Figure dataset records

- - -

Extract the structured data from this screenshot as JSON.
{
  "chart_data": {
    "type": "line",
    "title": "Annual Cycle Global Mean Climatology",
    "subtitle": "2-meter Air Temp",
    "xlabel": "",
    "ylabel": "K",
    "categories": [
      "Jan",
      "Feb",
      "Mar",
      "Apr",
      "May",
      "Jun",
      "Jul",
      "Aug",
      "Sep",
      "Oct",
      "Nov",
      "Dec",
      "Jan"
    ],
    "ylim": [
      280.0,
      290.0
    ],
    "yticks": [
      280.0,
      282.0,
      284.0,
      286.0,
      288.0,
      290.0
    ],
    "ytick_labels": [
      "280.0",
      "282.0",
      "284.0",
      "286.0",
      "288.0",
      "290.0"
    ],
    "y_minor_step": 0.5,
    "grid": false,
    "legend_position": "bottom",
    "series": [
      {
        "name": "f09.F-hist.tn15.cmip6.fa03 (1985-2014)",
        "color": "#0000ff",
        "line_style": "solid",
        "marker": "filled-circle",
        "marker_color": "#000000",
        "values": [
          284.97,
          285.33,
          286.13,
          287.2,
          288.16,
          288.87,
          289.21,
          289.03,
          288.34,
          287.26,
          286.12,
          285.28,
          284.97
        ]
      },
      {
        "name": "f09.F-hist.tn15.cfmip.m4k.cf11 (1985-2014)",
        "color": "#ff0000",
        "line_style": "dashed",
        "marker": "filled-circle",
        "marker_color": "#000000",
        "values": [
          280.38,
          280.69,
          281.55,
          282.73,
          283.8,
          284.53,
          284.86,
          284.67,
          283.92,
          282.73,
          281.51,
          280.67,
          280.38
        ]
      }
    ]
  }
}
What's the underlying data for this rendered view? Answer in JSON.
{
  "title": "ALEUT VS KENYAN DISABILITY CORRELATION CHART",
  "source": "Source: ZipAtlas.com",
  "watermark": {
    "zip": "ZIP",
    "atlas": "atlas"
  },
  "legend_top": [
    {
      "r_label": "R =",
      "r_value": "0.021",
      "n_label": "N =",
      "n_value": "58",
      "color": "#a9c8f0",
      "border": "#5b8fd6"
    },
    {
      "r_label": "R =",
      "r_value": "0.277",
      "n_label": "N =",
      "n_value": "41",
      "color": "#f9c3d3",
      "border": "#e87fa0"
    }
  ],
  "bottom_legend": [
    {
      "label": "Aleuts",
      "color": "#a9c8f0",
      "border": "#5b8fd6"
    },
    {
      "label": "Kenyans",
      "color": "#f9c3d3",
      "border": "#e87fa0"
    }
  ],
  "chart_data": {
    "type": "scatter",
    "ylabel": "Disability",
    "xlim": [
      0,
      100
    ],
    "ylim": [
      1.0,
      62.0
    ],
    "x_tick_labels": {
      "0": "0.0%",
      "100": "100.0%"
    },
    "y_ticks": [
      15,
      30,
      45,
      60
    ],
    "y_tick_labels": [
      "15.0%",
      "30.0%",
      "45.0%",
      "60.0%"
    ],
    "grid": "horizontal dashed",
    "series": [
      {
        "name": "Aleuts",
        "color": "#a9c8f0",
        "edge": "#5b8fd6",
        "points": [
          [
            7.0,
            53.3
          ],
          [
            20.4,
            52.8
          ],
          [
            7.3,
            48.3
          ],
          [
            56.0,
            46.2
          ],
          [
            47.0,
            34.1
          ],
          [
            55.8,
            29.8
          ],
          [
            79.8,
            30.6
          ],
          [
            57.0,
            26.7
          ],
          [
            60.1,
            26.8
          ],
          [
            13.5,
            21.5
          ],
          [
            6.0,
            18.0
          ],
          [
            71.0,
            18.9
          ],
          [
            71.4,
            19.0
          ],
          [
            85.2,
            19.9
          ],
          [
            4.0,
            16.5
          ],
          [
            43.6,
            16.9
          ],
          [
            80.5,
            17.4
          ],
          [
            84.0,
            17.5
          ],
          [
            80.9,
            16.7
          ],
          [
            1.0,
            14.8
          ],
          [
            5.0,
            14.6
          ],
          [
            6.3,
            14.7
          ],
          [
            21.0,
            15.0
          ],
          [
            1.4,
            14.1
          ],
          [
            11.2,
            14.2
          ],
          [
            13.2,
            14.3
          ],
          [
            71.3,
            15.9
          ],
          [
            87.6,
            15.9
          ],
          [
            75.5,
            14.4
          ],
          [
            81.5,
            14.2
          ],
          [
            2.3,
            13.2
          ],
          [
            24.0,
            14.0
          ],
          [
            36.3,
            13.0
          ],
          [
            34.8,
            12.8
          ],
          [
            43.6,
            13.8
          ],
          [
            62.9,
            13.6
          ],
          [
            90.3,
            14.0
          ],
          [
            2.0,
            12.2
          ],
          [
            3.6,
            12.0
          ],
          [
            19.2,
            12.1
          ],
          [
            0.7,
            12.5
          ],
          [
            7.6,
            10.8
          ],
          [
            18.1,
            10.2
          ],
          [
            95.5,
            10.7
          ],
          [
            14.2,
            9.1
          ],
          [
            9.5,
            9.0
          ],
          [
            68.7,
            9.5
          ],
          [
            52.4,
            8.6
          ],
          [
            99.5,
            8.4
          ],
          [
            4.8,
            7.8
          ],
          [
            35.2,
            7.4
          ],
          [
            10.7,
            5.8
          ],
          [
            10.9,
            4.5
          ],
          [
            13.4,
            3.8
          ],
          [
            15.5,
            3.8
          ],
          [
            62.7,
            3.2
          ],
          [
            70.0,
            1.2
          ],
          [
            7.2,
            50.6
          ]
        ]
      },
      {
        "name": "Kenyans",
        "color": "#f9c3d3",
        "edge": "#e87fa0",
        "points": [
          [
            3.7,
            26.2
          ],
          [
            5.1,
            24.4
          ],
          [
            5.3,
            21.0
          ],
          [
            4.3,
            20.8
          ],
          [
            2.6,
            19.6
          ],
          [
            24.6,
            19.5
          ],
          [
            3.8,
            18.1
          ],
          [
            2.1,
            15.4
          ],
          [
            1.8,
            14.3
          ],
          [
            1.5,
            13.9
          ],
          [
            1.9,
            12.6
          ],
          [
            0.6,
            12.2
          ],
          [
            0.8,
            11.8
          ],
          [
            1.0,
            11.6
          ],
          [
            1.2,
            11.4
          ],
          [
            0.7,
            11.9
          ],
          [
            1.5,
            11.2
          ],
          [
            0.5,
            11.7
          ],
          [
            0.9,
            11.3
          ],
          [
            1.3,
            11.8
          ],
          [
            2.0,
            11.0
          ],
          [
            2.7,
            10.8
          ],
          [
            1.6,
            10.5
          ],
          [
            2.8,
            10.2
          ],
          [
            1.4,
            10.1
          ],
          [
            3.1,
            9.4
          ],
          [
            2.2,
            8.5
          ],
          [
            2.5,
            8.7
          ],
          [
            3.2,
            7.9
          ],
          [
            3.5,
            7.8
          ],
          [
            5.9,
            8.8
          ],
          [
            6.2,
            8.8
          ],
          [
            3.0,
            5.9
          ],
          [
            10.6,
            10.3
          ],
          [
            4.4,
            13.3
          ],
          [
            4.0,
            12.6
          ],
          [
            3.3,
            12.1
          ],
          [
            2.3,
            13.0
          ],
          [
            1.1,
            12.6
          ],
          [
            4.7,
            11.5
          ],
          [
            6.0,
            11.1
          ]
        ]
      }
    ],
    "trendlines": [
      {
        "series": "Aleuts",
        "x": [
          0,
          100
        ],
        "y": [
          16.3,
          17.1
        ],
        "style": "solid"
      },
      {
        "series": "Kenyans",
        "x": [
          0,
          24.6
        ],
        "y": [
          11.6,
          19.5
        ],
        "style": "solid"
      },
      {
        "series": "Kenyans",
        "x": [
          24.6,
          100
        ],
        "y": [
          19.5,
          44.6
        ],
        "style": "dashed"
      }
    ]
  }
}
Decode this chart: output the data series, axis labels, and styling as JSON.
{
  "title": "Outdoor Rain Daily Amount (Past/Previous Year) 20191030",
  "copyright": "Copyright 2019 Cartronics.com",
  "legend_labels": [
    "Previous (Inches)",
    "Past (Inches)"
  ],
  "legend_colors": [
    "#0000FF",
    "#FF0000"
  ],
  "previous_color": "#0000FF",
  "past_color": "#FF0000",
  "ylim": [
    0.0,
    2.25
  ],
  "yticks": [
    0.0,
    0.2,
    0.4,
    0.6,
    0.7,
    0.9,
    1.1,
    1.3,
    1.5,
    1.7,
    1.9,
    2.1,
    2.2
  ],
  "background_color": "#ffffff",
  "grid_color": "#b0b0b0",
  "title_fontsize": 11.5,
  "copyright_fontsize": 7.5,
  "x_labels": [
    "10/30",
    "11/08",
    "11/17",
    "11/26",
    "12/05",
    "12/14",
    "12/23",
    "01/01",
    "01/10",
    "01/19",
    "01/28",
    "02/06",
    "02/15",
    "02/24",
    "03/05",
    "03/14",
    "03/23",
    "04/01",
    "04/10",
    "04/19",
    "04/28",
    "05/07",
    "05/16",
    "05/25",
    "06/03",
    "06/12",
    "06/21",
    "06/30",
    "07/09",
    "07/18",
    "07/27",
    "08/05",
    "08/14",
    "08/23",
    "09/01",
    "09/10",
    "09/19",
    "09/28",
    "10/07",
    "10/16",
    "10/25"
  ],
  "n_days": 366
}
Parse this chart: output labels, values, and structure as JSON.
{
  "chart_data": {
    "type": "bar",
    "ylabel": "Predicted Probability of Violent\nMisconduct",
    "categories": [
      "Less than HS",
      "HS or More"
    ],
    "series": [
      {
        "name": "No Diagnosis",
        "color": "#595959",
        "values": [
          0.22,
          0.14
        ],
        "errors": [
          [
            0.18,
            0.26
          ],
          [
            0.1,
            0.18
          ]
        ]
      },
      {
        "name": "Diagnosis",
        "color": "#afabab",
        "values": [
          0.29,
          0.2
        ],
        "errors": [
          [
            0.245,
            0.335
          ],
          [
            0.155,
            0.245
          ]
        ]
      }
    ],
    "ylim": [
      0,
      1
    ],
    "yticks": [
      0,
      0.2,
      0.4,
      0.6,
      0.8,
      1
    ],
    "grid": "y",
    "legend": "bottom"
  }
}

- - -

◆ **What to produce**
Gather each line holding the string "hist".

◆ **The completed task**
        "name": "f09.F-hist.tn15.cmip6.fa03 (1985-2014)",
        "name": "f09.F-hist.tn15.cfmip.m4k.cf11 (1985-2014)",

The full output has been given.